PROBLEM TO WORK ON
Could you transcribe the material below exactly, without leaving out a single line?

##### INPUT RECORDS

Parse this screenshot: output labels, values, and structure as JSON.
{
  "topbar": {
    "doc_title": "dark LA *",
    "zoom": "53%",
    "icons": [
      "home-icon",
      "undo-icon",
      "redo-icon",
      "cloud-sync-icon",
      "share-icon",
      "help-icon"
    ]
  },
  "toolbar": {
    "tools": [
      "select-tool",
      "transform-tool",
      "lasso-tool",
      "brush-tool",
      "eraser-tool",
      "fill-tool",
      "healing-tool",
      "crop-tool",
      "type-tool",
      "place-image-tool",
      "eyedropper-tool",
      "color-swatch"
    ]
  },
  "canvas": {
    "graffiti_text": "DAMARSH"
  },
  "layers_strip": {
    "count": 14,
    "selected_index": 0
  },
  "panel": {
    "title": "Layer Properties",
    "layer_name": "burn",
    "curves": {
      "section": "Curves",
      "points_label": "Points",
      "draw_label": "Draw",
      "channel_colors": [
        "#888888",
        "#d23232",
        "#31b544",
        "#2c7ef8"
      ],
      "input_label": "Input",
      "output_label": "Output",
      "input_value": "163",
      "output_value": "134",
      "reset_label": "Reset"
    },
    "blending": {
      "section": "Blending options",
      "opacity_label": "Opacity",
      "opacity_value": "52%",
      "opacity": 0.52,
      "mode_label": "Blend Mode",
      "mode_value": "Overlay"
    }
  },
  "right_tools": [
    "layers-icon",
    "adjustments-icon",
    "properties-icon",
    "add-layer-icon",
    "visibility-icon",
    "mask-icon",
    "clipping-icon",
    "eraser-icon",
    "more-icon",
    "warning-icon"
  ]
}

##########

REPLY
Parse this screenshot: output labels, values, and structure as JSON.
{
  "topbar": {
    "doc_title": "dark LA *",
    "zoom": "53%",
    "icons": [
      "home-icon",
      "undo-icon",
      "redo-icon",
      "cloud-sync-icon",
      "share-icon",
      "help-icon"
    ]
  },
  "toolbar": {
    "tools": [
      "select-tool",
      "transform-tool",
      "lasso-tool",
      "brush-tool",
      "eraser-tool",
      "fill-tool",
      "healing-tool",
      "crop-tool",
      "type-tool",
      "place-image-tool",
      "eyedropper-tool",
      "color-swatch"
    ]
  },
  "canvas": {
    "graffiti_text": "DAMARSH"
  },
  "layers_strip": {
    "count": 14,
    "selected_index": 0
  },
  "panel": {
    "title": "Layer Properties",
    "layer_name": "burn",
    "curves": {
      "section": "Curves",
      "points_label": "Points",
      "draw_label": "Draw",
      "channel_colors": [
        "#888888",
        "#d23232",
        "#31b544",
        "#2c7ef8"
      ],
      "input_label": "Input",
      "output_label": "Output",
      "input_value": "163",
      "output_value": "134",
      "reset_label": "Reset"
    },
    "blending": {
      "section": "Blending options",
      "opacity_label": "Opacity",
      "opacity_value": "52%",
      "opacity": 0.52,
      "mode_label": "Blend Mode",
      "mode_value": "Overlay"
    }
  },
  "right_tools": [
    "layers-icon",
    "adjustments-icon",
    "properties-icon",
    "add-layer-icon",
    "visibility-icon",
    "mask-icon",
    "clipping-icon",
    "eraser-icon",
    "more-icon",
    "warning-icon"
  ]
}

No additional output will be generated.